*STATED TASK*: Return each line holding the string "this".

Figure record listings
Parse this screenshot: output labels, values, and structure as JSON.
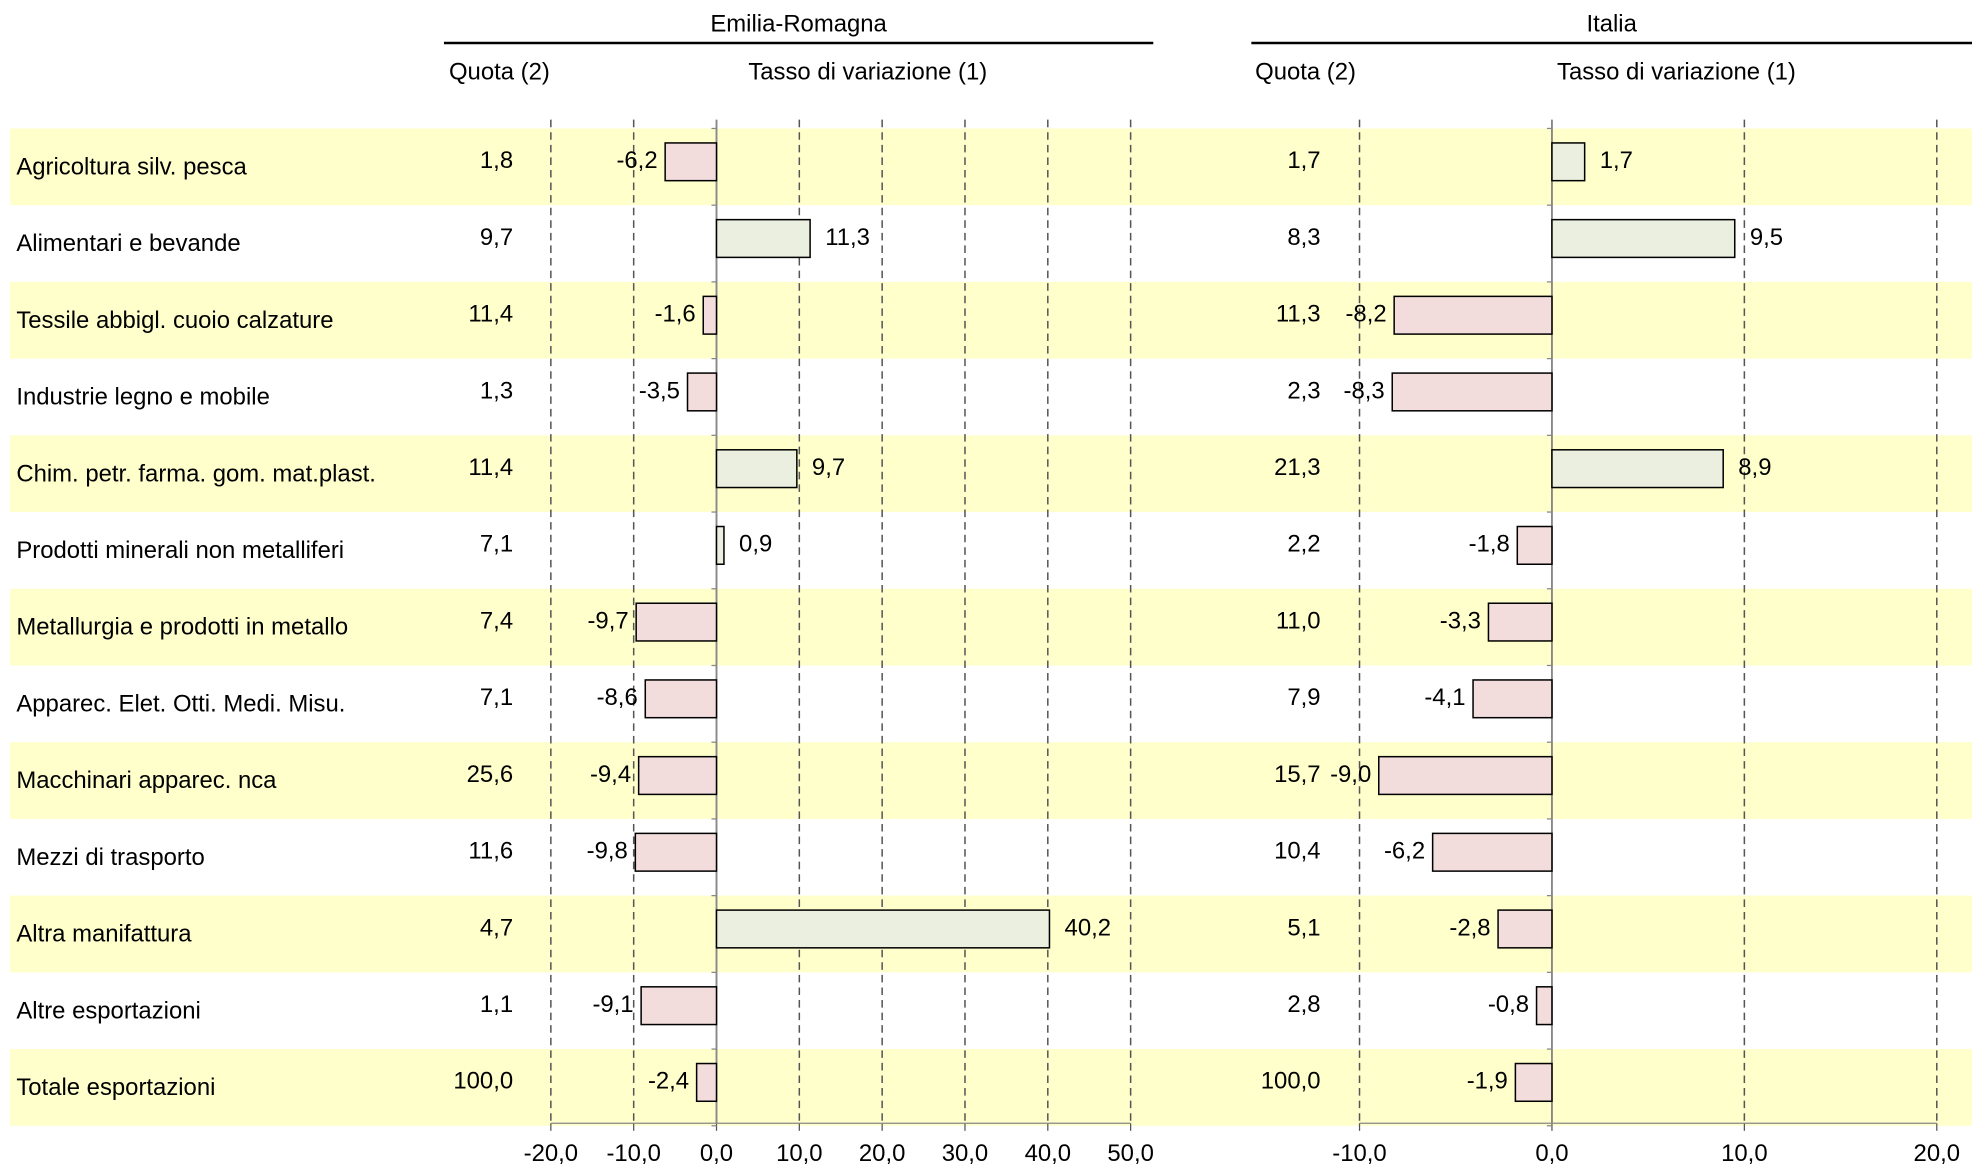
{
  "chart_data": [
    {
      "type": "bar",
      "orientation": "horizontal",
      "title": "Emilia-Romagna",
      "share_header": "Quota (2)",
      "axis_label": "Tasso di variazione (1)",
      "categories": [
        "Agricoltura silv. pesca",
        "Alimentari e bevande",
        "Tessile abbigl. cuoio calzature",
        "Industrie legno e mobile",
        "Chim. petr. farma. gom. mat.plast.",
        "Prodotti minerali non metalliferi",
        "Metallurgia e prodotti in metallo",
        "Apparec. Elet. Otti. Medi. Misu.",
        "Macchinari apparec. nca",
        "Mezzi di trasporto",
        "Altra manifattura",
        "Altre esportazioni",
        "Totale esportazioni"
      ],
      "shares": [
        "1,8",
        "9,7",
        "11,4",
        "1,3",
        "11,4",
        "7,1",
        "7,4",
        "7,1",
        "25,6",
        "11,6",
        "4,7",
        "1,1",
        "100,0"
      ],
      "values": [
        -6.2,
        11.3,
        -1.6,
        -3.5,
        9.7,
        0.9,
        -9.7,
        -8.6,
        -9.4,
        -9.8,
        40.2,
        -9.1,
        -2.4
      ],
      "value_labels": [
        "-6,2",
        "11,3",
        "-1,6",
        "-3,5",
        "9,7",
        "0,9",
        "-9,7",
        "-8,6",
        "-9,4",
        "-9,8",
        "40,2",
        "-9,1",
        "-2,4"
      ],
      "xlim": [
        -20,
        50
      ],
      "xticks": [
        {
          "value": -20,
          "label": "-20,0"
        },
        {
          "value": -10,
          "label": "-10,0"
        },
        {
          "value": 0,
          "label": "0,0"
        },
        {
          "value": 10,
          "label": "10,0"
        },
        {
          "value": 20,
          "label": "20,0"
        },
        {
          "value": 30,
          "label": "30,0"
        },
        {
          "value": 40,
          "label": "40,0"
        },
        {
          "value": 50,
          "label": "50,0"
        }
      ],
      "grid": true,
      "positive_color": "#ebefdf",
      "negative_color": "#f2dcdc",
      "negative_label_color": "#ff0000"
    },
    {
      "type": "bar",
      "orientation": "horizontal",
      "title": "Italia",
      "share_header": "Quota (2)",
      "axis_label": "Tasso di variazione (1)",
      "shares": [
        "1,7",
        "8,3",
        "11,3",
        "2,3",
        "21,3",
        "2,2",
        "11,0",
        "7,9",
        "15,7",
        "10,4",
        "5,1",
        "2,8",
        "100,0"
      ],
      "values": [
        1.7,
        9.5,
        -8.2,
        -8.3,
        8.9,
        -1.8,
        -3.3,
        -4.1,
        -9.0,
        -6.2,
        -2.8,
        -0.8,
        -1.9
      ],
      "value_labels": [
        "1,7",
        "9,5",
        "-8,2",
        "-8,3",
        "8,9",
        "-1,8",
        "-3,3",
        "-4,1",
        "-9,0",
        "-6,2",
        "-2,8",
        "-0,8",
        "-1,9"
      ],
      "xlim": [
        -10,
        20
      ],
      "xticks": [
        {
          "value": -10,
          "label": "-10,0"
        },
        {
          "value": 0,
          "label": "0,0"
        },
        {
          "value": 10,
          "label": "10,0"
        },
        {
          "value": 20,
          "label": "20,0"
        }
      ],
      "grid": true,
      "positive_color": "#ebefdf",
      "negative_color": "#f2dcdc",
      "negative_label_color": "#ff0000"
    }
  ]
}
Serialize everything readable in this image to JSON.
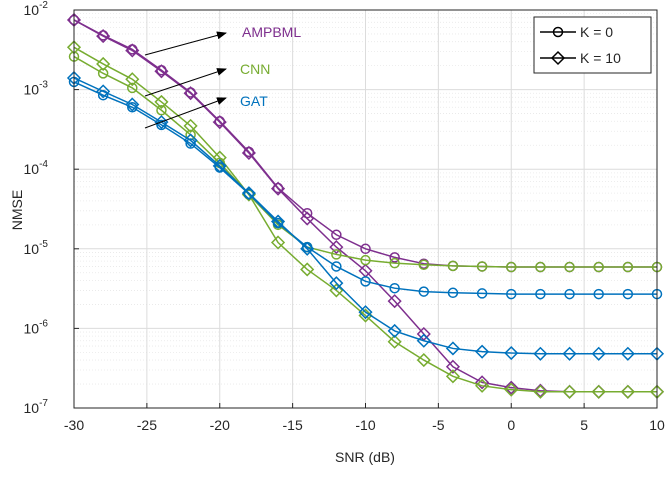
{
  "chart_data": {
    "type": "line",
    "log_y": true,
    "grid": true,
    "minor_grid": true,
    "xlabel": "SNR (dB)",
    "ylabel": "NMSE",
    "x": [
      -30,
      -28,
      -26,
      -24,
      -22,
      -20,
      -18,
      -16,
      -14,
      -12,
      -10,
      -8,
      -6,
      -4,
      -2,
      0,
      2,
      4,
      6,
      8,
      10
    ],
    "xlim": [
      -30,
      10
    ],
    "xticks": [
      -30,
      -25,
      -20,
      -15,
      -10,
      -5,
      0,
      5,
      10
    ],
    "ylim": [
      1e-07,
      0.01
    ],
    "yticks": [
      {
        "value": 1e-07,
        "label": "10",
        "exponent": "-7"
      },
      {
        "value": 1e-06,
        "label": "10",
        "exponent": "-6"
      },
      {
        "value": 1e-05,
        "label": "10",
        "exponent": "-5"
      },
      {
        "value": 0.0001,
        "label": "10",
        "exponent": "-4"
      },
      {
        "value": 0.001,
        "label": "10",
        "exponent": "-3"
      },
      {
        "value": 0.01,
        "label": "10",
        "exponent": "-2"
      }
    ],
    "legend_position": "upper right",
    "legend": [
      {
        "label": "K = 0",
        "marker": "circle",
        "color": "#000000"
      },
      {
        "label": "K = 10",
        "marker": "diamond",
        "color": "#000000"
      }
    ],
    "series": [
      {
        "name": "AMPBML",
        "marker": "circle",
        "color": "#7e2f8e",
        "values": [
          0.0075,
          0.0048,
          0.0032,
          0.00175,
          0.00092,
          0.0004,
          0.000165,
          5.8e-05,
          2.8e-05,
          1.5e-05,
          1e-05,
          7.8e-06,
          6.5e-06,
          6.1e-06,
          6e-06,
          5.9e-06,
          5.9e-06,
          5.9e-06,
          5.9e-06,
          5.9e-06,
          5.9e-06
        ]
      },
      {
        "name": "AMPBML",
        "marker": "diamond",
        "color": "#7e2f8e",
        "values": [
          0.0075,
          0.0047,
          0.0031,
          0.0017,
          0.0009,
          0.00039,
          0.00016,
          5.7e-05,
          2.4e-05,
          1.05e-05,
          5.3e-06,
          2.2e-06,
          8.5e-07,
          3.3e-07,
          2.1e-07,
          1.8e-07,
          1.65e-07,
          1.6e-07,
          1.6e-07,
          1.6e-07,
          1.6e-07
        ]
      },
      {
        "name": "CNN",
        "marker": "circle",
        "color": "#77ac30",
        "values": [
          0.0026,
          0.0016,
          0.00105,
          0.00055,
          0.00027,
          0.00012,
          4.8e-05,
          2e-05,
          1.05e-05,
          8.5e-06,
          7.2e-06,
          6.6e-06,
          6.3e-06,
          6.1e-06,
          6e-06,
          5.9e-06,
          5.9e-06,
          5.9e-06,
          5.9e-06,
          5.9e-06,
          5.9e-06
        ]
      },
      {
        "name": "CNN",
        "marker": "diamond",
        "color": "#77ac30",
        "values": [
          0.0034,
          0.0021,
          0.00135,
          0.0007,
          0.00035,
          0.00014,
          4.8e-05,
          1.2e-05,
          5.5e-06,
          3e-06,
          1.45e-06,
          6.8e-07,
          4e-07,
          2.5e-07,
          1.9e-07,
          1.7e-07,
          1.6e-07,
          1.6e-07,
          1.6e-07,
          1.6e-07,
          1.6e-07
        ]
      },
      {
        "name": "GAT",
        "marker": "circle",
        "color": "#0072bd",
        "values": [
          0.00125,
          0.00085,
          0.0006,
          0.00036,
          0.00021,
          0.000105,
          4.9e-05,
          2.1e-05,
          1.05e-05,
          6e-06,
          3.9e-06,
          3.2e-06,
          2.9e-06,
          2.8e-06,
          2.75e-06,
          2.7e-06,
          2.7e-06,
          2.7e-06,
          2.7e-06,
          2.7e-06,
          2.7e-06
        ]
      },
      {
        "name": "GAT",
        "marker": "diamond",
        "color": "#0072bd",
        "values": [
          0.0014,
          0.00095,
          0.00065,
          0.00039,
          0.00023,
          0.00011,
          5e-05,
          2.2e-05,
          1e-05,
          3.7e-06,
          1.6e-06,
          9.3e-07,
          7e-07,
          5.6e-07,
          5.1e-07,
          4.9e-07,
          4.8e-07,
          4.8e-07,
          4.8e-07,
          4.8e-07,
          4.8e-07
        ]
      }
    ]
  }
}
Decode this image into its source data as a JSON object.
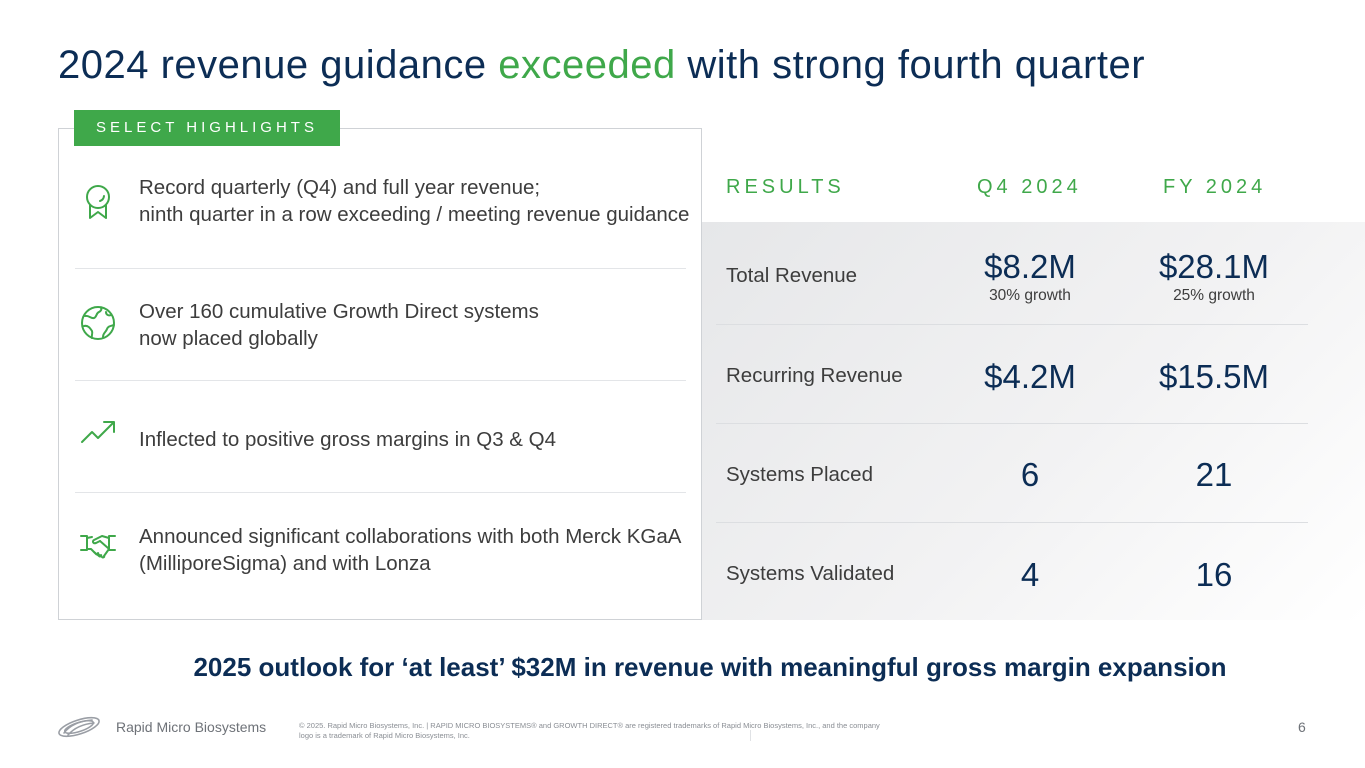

*SOLVED EXERCISE*:
Parse this screenshot: output labels, values, and structure as JSON.
Serialize everything readable in this image to JSON.
Decode this image into its source data as a JSON object.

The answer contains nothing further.